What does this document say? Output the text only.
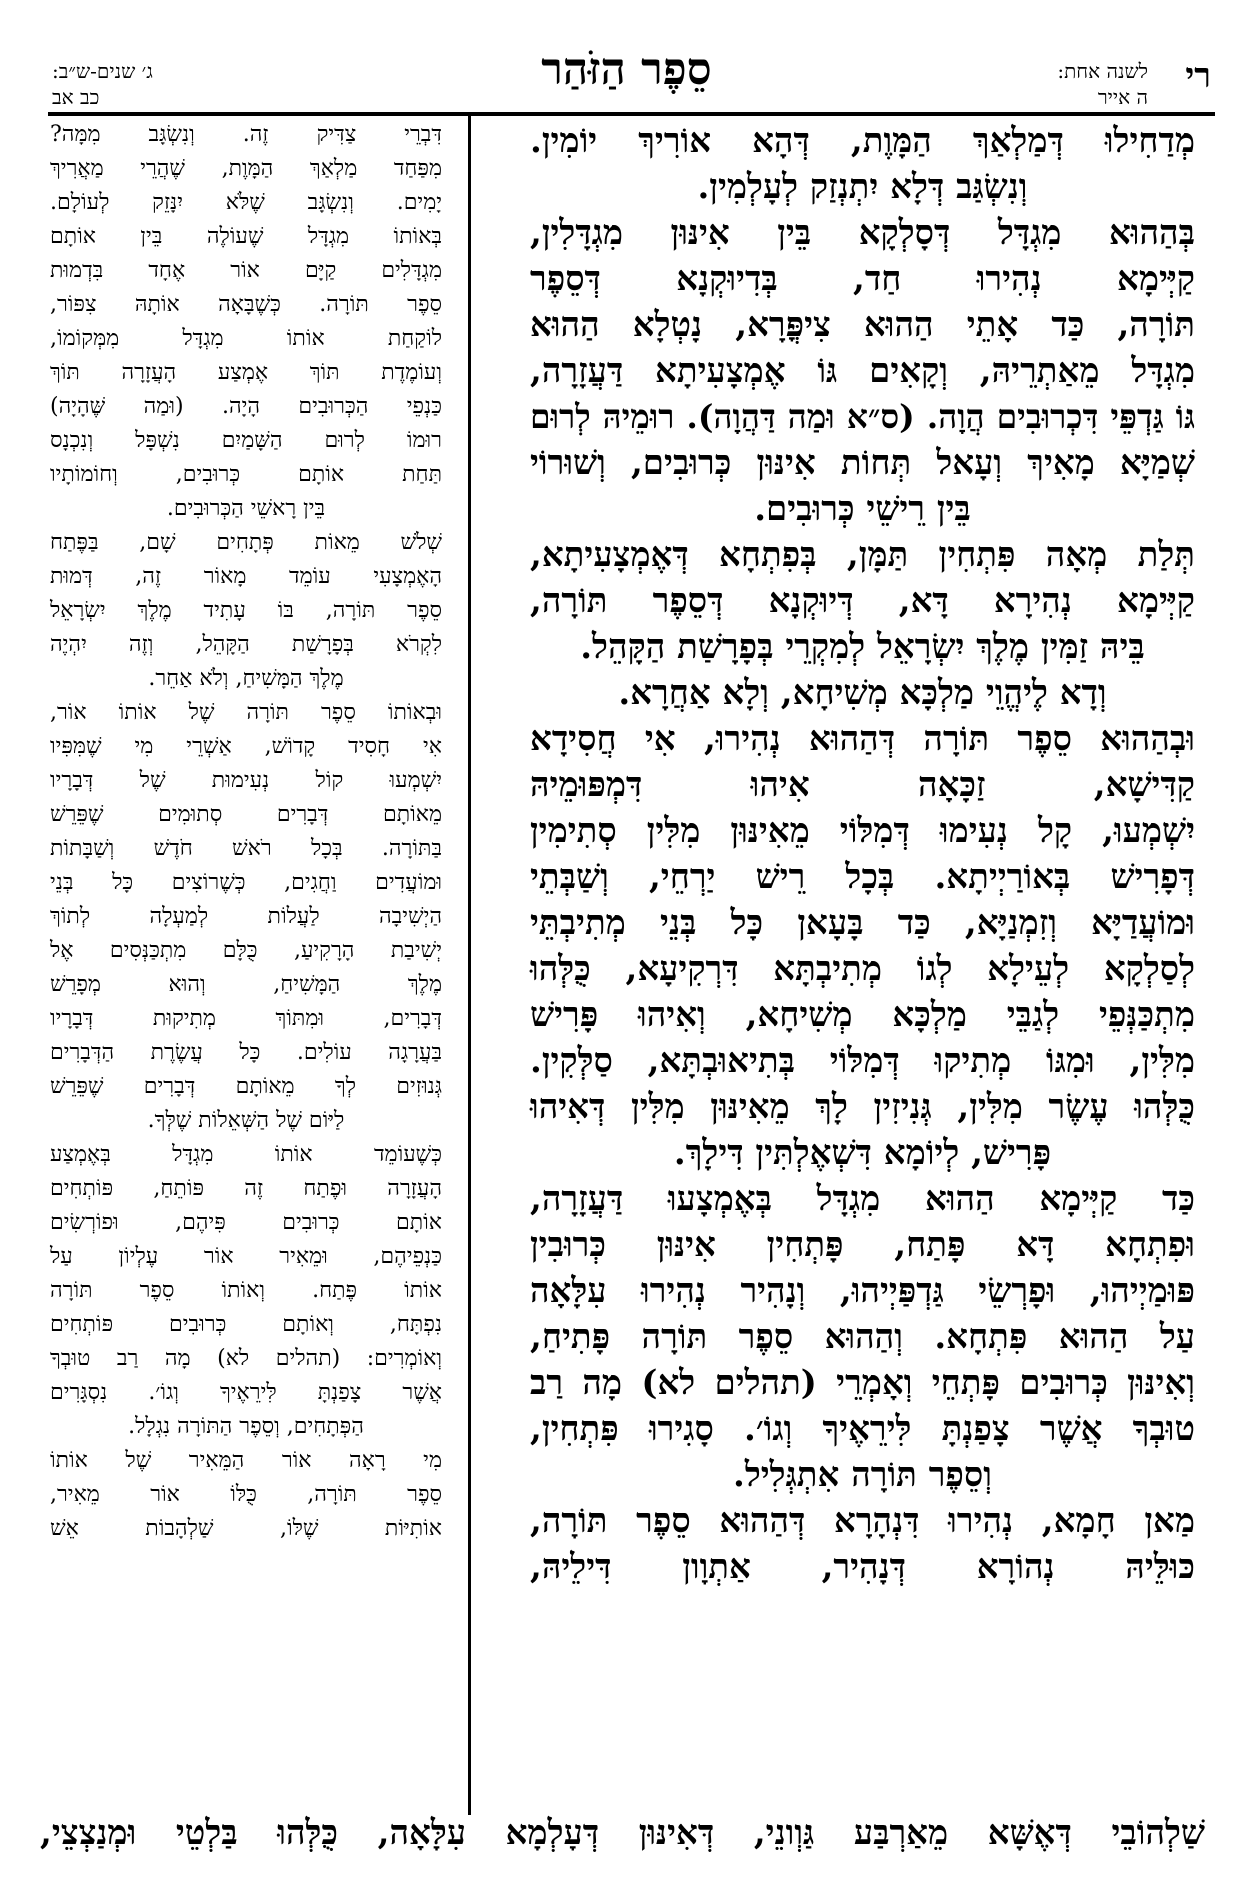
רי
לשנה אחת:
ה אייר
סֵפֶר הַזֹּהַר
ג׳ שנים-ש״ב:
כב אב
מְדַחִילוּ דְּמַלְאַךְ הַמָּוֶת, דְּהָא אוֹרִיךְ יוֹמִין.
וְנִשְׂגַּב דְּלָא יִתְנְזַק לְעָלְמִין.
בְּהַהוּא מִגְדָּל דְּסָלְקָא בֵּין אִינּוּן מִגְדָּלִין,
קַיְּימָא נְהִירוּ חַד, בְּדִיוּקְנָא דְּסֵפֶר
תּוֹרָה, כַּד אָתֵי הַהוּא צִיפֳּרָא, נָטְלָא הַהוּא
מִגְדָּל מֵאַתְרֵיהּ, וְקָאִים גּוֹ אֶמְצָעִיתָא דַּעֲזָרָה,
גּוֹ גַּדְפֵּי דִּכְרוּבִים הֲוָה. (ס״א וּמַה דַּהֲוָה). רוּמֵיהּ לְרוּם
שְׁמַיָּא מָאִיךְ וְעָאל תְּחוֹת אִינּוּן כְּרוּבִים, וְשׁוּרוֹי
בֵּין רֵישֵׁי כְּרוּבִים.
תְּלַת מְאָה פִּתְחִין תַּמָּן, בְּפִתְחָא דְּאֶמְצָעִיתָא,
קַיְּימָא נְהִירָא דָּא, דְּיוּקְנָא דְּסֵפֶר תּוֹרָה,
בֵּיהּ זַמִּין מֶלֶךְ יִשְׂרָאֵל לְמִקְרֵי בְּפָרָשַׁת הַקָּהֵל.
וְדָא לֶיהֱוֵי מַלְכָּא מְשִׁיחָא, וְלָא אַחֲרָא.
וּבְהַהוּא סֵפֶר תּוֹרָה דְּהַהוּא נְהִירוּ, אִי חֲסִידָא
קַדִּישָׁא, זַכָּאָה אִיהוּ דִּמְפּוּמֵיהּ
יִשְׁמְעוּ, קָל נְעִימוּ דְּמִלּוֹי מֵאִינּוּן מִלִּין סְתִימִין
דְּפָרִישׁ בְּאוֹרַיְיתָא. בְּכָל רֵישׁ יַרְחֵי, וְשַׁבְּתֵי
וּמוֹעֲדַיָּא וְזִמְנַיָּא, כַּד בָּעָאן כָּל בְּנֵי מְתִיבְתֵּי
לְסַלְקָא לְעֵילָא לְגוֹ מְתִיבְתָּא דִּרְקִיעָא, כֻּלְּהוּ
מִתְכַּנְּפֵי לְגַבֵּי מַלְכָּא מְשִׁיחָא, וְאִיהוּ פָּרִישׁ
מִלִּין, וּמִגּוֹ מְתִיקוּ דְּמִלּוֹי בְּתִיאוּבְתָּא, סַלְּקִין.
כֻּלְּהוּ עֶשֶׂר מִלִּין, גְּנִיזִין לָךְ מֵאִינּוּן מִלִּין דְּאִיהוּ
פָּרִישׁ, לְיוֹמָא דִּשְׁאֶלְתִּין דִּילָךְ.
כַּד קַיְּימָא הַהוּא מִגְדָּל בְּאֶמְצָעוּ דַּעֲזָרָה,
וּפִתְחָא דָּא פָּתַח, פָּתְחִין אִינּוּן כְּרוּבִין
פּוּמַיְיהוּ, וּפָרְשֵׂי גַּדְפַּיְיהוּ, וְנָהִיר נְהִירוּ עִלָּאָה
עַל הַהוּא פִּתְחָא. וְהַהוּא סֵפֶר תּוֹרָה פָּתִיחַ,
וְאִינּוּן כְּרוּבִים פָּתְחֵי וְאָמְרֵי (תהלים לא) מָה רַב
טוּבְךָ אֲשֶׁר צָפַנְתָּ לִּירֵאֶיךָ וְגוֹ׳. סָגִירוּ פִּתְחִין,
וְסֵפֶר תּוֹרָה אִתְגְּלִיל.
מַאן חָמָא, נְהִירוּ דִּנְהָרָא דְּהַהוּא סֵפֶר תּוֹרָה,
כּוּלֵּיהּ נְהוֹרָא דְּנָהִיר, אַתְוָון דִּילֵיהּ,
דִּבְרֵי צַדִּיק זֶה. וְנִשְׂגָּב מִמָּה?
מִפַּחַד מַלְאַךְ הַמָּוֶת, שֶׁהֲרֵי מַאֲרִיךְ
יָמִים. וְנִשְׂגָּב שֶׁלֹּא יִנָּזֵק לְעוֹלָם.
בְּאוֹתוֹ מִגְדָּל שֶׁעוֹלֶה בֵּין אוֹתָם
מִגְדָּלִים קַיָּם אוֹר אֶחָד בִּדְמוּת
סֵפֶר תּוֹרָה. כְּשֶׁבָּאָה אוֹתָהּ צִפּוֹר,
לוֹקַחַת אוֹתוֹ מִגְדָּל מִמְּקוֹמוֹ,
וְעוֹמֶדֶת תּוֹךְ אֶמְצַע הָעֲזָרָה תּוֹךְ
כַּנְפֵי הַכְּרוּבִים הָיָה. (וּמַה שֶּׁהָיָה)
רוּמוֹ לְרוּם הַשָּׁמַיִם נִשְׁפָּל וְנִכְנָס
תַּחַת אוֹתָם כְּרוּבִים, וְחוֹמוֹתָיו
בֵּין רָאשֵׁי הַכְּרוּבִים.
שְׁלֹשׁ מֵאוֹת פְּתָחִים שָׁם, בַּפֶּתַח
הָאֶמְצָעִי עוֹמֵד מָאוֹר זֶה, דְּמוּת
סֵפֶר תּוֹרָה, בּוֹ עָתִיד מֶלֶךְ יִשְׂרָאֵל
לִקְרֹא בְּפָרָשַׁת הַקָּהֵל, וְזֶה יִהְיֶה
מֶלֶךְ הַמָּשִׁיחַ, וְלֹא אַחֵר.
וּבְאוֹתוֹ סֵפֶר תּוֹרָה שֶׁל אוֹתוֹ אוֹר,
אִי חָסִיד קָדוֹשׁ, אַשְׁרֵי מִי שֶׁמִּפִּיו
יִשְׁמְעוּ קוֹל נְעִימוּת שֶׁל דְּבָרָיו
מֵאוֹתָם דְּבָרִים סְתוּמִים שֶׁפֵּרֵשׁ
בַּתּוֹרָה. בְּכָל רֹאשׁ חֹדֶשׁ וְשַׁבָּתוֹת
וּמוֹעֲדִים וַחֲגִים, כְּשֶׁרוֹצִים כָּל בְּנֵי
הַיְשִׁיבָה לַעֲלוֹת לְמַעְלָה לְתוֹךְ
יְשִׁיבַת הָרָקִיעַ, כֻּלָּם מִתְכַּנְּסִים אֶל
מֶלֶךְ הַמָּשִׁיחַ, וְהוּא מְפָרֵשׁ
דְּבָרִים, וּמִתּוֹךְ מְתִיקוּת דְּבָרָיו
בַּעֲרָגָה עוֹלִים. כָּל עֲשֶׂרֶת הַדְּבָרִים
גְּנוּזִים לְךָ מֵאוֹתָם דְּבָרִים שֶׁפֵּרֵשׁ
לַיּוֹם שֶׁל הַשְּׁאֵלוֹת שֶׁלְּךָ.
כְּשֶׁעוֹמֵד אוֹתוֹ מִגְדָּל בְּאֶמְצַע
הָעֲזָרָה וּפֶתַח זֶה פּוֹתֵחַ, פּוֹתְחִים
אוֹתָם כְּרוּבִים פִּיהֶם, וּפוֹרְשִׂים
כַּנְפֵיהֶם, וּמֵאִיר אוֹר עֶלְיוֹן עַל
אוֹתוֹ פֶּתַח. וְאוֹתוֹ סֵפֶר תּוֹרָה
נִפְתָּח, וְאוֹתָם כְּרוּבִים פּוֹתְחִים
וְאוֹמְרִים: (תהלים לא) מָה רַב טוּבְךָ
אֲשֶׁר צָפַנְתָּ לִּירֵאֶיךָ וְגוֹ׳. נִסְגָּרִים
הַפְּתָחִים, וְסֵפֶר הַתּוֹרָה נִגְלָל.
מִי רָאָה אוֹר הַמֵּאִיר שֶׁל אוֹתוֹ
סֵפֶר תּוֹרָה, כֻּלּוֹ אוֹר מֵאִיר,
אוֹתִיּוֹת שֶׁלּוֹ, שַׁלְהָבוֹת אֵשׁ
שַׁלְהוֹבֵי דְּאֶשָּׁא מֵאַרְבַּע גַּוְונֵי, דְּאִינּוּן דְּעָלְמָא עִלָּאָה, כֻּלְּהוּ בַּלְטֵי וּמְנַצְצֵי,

--

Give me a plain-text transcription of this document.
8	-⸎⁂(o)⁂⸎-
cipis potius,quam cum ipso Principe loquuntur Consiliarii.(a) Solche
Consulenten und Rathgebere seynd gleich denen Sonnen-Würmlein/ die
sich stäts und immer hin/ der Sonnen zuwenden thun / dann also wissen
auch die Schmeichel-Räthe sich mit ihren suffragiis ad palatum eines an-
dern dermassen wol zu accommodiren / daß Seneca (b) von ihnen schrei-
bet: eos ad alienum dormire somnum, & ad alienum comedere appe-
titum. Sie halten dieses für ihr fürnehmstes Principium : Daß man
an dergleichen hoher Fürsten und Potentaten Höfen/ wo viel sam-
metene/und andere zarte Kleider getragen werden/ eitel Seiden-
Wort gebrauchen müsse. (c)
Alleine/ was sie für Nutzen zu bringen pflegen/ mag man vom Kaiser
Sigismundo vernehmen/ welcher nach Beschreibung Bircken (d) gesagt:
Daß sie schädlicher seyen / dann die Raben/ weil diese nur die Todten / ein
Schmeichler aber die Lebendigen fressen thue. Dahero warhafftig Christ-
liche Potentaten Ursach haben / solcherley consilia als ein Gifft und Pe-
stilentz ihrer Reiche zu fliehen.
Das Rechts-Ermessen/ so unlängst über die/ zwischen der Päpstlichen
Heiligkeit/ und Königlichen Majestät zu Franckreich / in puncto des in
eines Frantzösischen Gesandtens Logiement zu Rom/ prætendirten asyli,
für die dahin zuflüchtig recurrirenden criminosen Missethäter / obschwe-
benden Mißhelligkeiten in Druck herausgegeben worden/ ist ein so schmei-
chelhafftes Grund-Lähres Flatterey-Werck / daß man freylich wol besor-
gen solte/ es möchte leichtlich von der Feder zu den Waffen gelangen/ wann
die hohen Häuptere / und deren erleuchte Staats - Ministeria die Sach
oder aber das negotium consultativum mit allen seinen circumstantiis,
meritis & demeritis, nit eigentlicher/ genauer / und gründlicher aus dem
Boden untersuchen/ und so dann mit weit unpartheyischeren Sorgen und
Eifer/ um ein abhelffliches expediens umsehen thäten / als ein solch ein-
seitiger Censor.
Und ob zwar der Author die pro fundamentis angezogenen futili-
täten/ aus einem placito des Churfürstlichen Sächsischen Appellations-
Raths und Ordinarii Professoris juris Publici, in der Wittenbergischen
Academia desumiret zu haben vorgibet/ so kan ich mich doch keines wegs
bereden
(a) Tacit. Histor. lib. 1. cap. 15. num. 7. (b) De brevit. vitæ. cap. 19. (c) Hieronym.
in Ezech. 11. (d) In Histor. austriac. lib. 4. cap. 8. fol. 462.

→ Given problem
Collect the lines of the data that carry the word "תהלים".

→ The output
וְאִינּוּן כְּרוּבִים פָּתְחֵי וְאָמְרֵי (תהלים לא) מָה רַב
וְאוֹמְרִים: (תהלים לא) מָה רַב טוּבְךָ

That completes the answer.